> _GOAL_
Quote every line of the material beneath this one.

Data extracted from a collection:

#####

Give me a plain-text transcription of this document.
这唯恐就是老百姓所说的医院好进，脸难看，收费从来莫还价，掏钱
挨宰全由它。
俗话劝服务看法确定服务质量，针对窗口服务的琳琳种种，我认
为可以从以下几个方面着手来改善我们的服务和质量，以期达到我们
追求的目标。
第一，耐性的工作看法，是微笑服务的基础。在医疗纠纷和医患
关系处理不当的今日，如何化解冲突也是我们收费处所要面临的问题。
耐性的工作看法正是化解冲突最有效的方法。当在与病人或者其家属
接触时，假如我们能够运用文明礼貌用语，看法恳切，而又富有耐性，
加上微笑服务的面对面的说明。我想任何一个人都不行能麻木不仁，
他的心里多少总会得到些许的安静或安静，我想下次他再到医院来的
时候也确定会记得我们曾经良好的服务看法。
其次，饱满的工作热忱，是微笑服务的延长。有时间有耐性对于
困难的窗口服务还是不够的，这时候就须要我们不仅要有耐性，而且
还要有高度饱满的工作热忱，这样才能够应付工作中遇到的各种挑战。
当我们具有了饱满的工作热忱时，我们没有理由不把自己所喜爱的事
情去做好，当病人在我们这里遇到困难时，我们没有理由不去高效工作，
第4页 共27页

#####

> _CORRECT ANSWER_
Give me a plain-text transcription of this document.
这唯恐就是老百姓所说的医院好进，脸难看，收费从来莫还价，掏钱
挨宰全由它。
俗话劝服务看法确定服务质量，针对窗口服务的琳琳种种，我认
为可以从以下几个方面着手来改善我们的服务和质量，以期达到我们
追求的目标。
第一，耐性的工作看法，是微笑服务的基础。在医疗纠纷和医患
关系处理不当的今日，如何化解冲突也是我们收费处所要面临的问题。
耐性的工作看法正是化解冲突最有效的方法。当在与病人或者其家属
接触时，假如我们能够运用文明礼貌用语，看法恳切，而又富有耐性，
加上微笑服务的面对面的说明。我想任何一个人都不行能麻木不仁，
他的心里多少总会得到些许的安静或安静，我想下次他再到医院来的
时候也确定会记得我们曾经良好的服务看法。
其次，饱满的工作热忱，是微笑服务的延长。有时间有耐性对于
困难的窗口服务还是不够的，这时候就须要我们不仅要有耐性，而且
还要有高度饱满的工作热忱，这样才能够应付工作中遇到的各种挑战。
当我们具有了饱满的工作热忱时，我们没有理由不把自己所喜爱的事
情去做好，当病人在我们这里遇到困难时，我们没有理由不去高效工作，
第4页 共27页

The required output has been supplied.